> **JOB**
Search the listing below for the string "Professor" and show each line that contains it.

> **INPUT ROWS**
----------------------------------------

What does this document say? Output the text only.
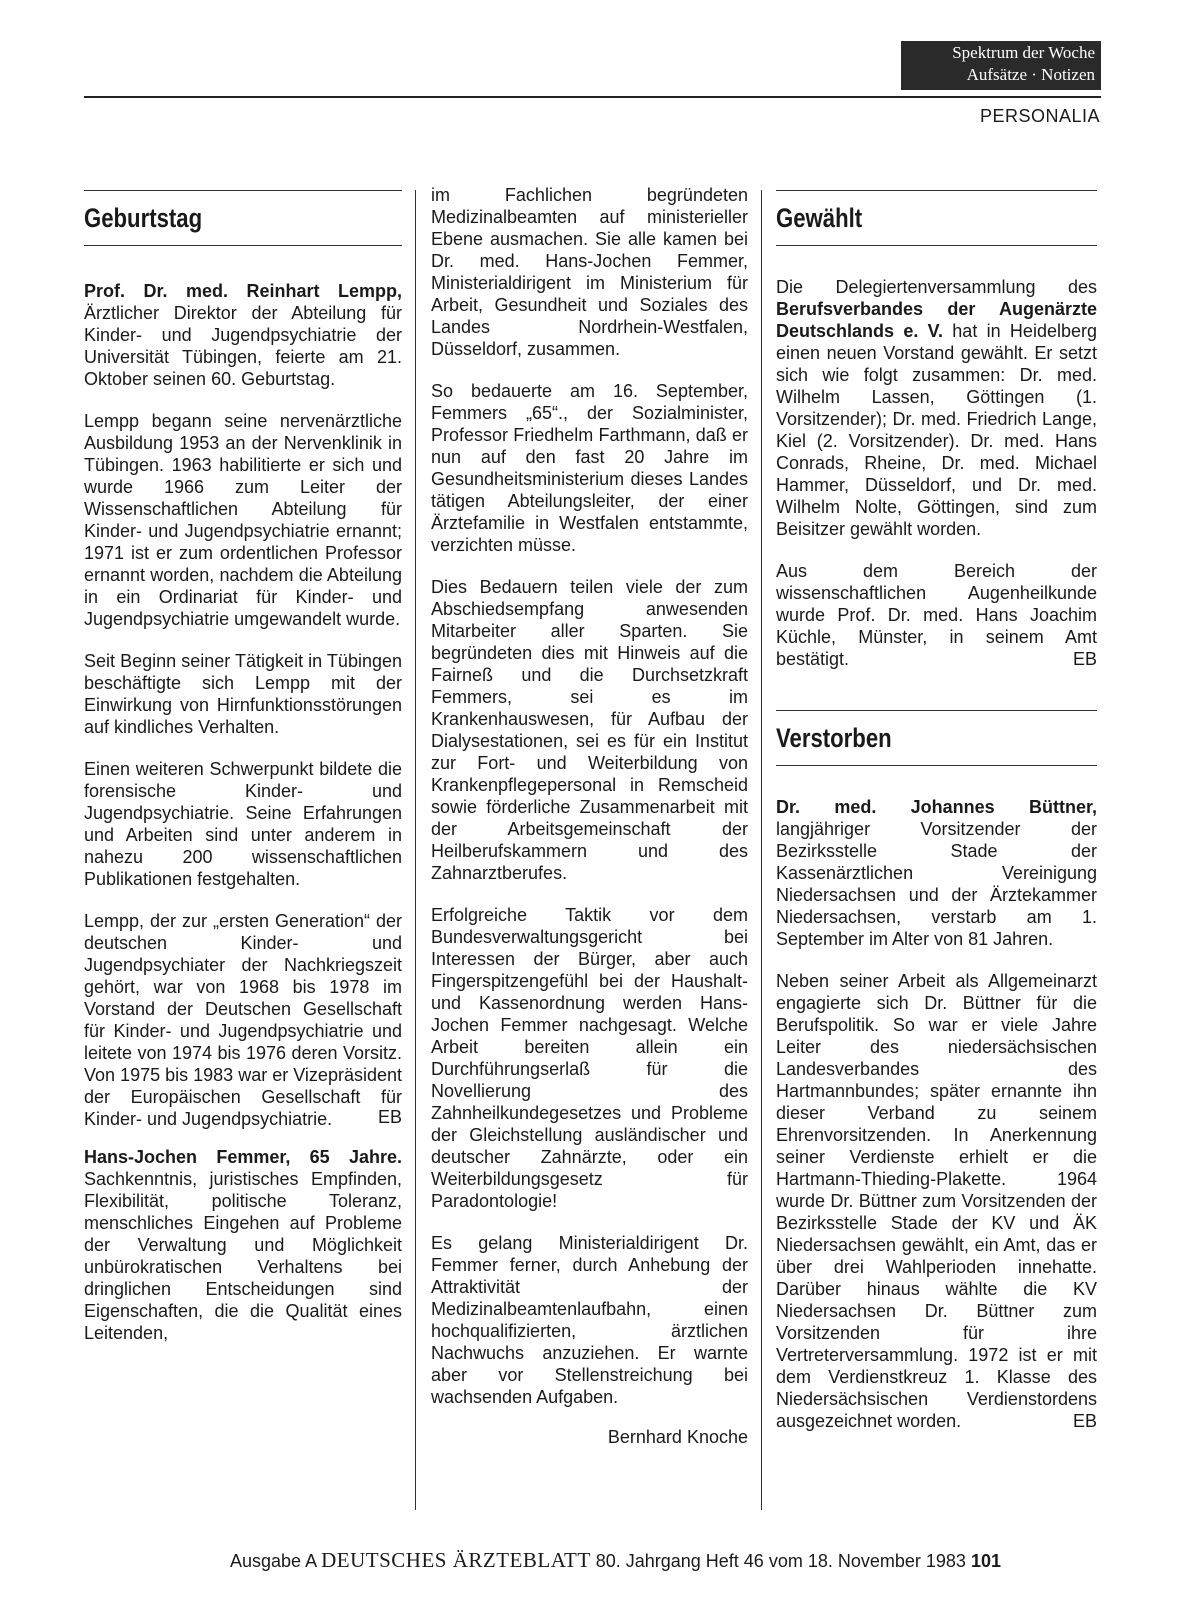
Spektrum der Woche
Aufsätze · Notizen
PERSONALIA
Geburtstag

Prof. Dr. med. Reinhart Lempp, Ärztlicher Direktor der Abteilung für Kinder- und Jugendpsychiatrie der Universität Tübingen, feierte am 21. Oktober seinen 60. Geburtstag.

Lempp begann seine nervenärztliche Ausbildung 1953 an der Nervenklinik in Tübingen. 1963 habilitierte er sich und wurde 1966 zum Leiter der Wissenschaftlichen Abteilung für Kinder- und Jugendpsychiatrie ernannt; 1971 ist er zum ordentlichen Professor ernannt worden, nachdem die Abteilung in ein Ordinariat für Kinder- und Jugendpsychiatrie umgewandelt wurde.

Seit Beginn seiner Tätigkeit in Tübingen beschäftigte sich Lempp mit der Einwirkung von Hirnfunktionsstörungen auf kindliches Verhalten.

Einen weiteren Schwerpunkt bildete die forensische Kinder- und Jugendpsychiatrie. Seine Erfahrungen und Arbeiten sind unter anderem in nahezu 200 wissenschaftlichen Publikationen festgehalten.

Lempp, der zur „ersten Generation“ der deutschen Kinder- und Jugendpsychiater der Nachkriegszeit gehört, war von 1968 bis 1978 im Vorstand der Deutschen Gesellschaft für Kinder- und Jugendpsychiatrie und leitete von 1974 bis 1976 deren Vorsitz. Von 1975 bis 1983 war er Vizepräsident der Europäischen Gesellschaft für Kinder- und Jugendpsychiatrie.	EB

Hans-Jochen Femmer, 65 Jahre. Sachkenntnis, juristisches Empfinden, Flexibilität, politische Toleranz, menschliches Eingehen auf Probleme der Verwaltung und Möglichkeit unbürokratischen Verhaltens bei dringlichen Entscheidungen sind Eigenschaften, die die Qualität eines Leitenden,

im Fachlichen begründeten Medizinalbeamten auf ministerieller Ebene ausmachen. Sie alle kamen bei Dr. med. Hans-Jochen Femmer, Ministerialdirigent im Ministerium für Arbeit, Gesundheit und Soziales des Landes Nordrhein-Westfalen, Düsseldorf, zusammen.

So bedauerte am 16. September, Femmers „65“., der Sozialminister, Professor Friedhelm Farthmann, daß er nun auf den fast 20 Jahre im Gesundheitsministerium dieses Landes tätigen Abteilungsleiter, der einer Ärztefamilie in Westfalen entstammte, verzichten müsse.

Dies Bedauern teilen viele der zum Abschiedsempfang anwesenden Mitarbeiter aller Sparten. Sie begründeten dies mit Hinweis auf die Fairneß und die Durchsetzkraft Femmers, sei es im Krankenhauswesen, für Aufbau der Dialysestationen, sei es für ein Institut zur Fort- und Weiterbildung von Krankenpflegepersonal in Remscheid sowie förderliche Zusammenarbeit mit der Arbeitsgemeinschaft der Heilberufskammern und des Zahnarztberufes.

Erfolgreiche Taktik vor dem Bundesverwaltungsgericht bei Interessen der Bürger, aber auch Fingerspitzengefühl bei der Haushalt- und Kassenordnung werden Hans-Jochen Femmer nachgesagt. Welche Arbeit bereiten allein ein Durchführungserlaß für die Novellierung des Zahnheilkundegesetzes und Probleme der Gleichstellung ausländischer und deutscher Zahnärzte, oder ein Weiterbildungsgesetz für Paradontologie!

Es gelang Ministerialdirigent Dr. Femmer ferner, durch Anhebung der Attraktivität der Medizinalbeamtenlaufbahn, einen hochqualifizierten, ärztlichen Nachwuchs anzuziehen. Er warnte aber vor Stellenstreichung bei wachsenden Aufgaben.

Bernhard Knoche
Gewählt

Die Delegiertenversammlung des Berufsverbandes der Augenärzte Deutschlands e. V. hat in Heidelberg einen neuen Vorstand gewählt. Er setzt sich wie folgt zusammen: Dr. med. Wilhelm Lassen, Göttingen (1. Vorsitzender); Dr. med. Friedrich Lange, Kiel (2. Vorsitzender). Dr. med. Hans Conrads, Rheine, Dr. med. Michael Hammer, Düsseldorf, und Dr. med. Wilhelm Nolte, Göttingen, sind zum Beisitzer gewählt worden.

Aus dem Bereich der wissenschaftlichen Augenheilkunde wurde Prof. Dr. med. Hans Joachim Küchle, Münster, in seinem Amt bestätigt.	EB

Verstorben

Dr. med. Johannes Büttner, langjähriger Vorsitzender der Bezirksstelle Stade der Kassenärztlichen Vereinigung Niedersachsen und der Ärztekammer Niedersachsen, verstarb am 1. September im Alter von 81 Jahren.

Neben seiner Arbeit als Allgemeinarzt engagierte sich Dr. Büttner für die Berufspolitik. So war er viele Jahre Leiter des niedersächsischen Landesverbandes des Hartmannbundes; später ernannte ihn dieser Verband zu seinem Ehrenvorsitzenden. In Anerkennung seiner Verdienste erhielt er die Hartmann-Thieding-Plakette. 1964 wurde Dr. Büttner zum Vorsitzenden der Bezirksstelle Stade der KV und ÄK Niedersachsen gewählt, ein Amt, das er über drei Wahlperioden innehatte. Darüber hinaus wählte die KV Niedersachsen Dr. Büttner zum Vorsitzenden für ihre Vertreterversammlung. 1972 ist er mit dem Verdienstkreuz 1. Klasse des Niedersächsischen Verdienstordens ausgezeichnet worden.	EB

Ausgabe A DEUTSCHES ÄRZTEBLATT 80. Jahrgang Heft 46 vom 18. November 1983 101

----------------------------------------

> **TASK RESULT**
Lempp begann seine nervenärztliche Ausbildung 1953 an der Nervenklinik in Tübingen. 1963 habilitierte er sich und wurde 1966 zum Leiter der Wissenschaftlichen Abteilung für Kinder- und Jugendpsychiatrie ernannt; 1971 ist er zum ordentlichen Professor ernannt worden, nachdem die Abteilung in ein Ordinariat für Kinder- und Jugendpsychiatrie umgewandelt wurde.
So bedauerte am 16. September, Femmers „65“., der Sozialminister, Professor Friedhelm Farthmann, daß er nun auf den fast 20 Jahre im Gesundheitsministerium dieses Landes tätigen Abteilungsleiter, der einer Ärztefamilie in Westfalen entstammte, verzichten müsse.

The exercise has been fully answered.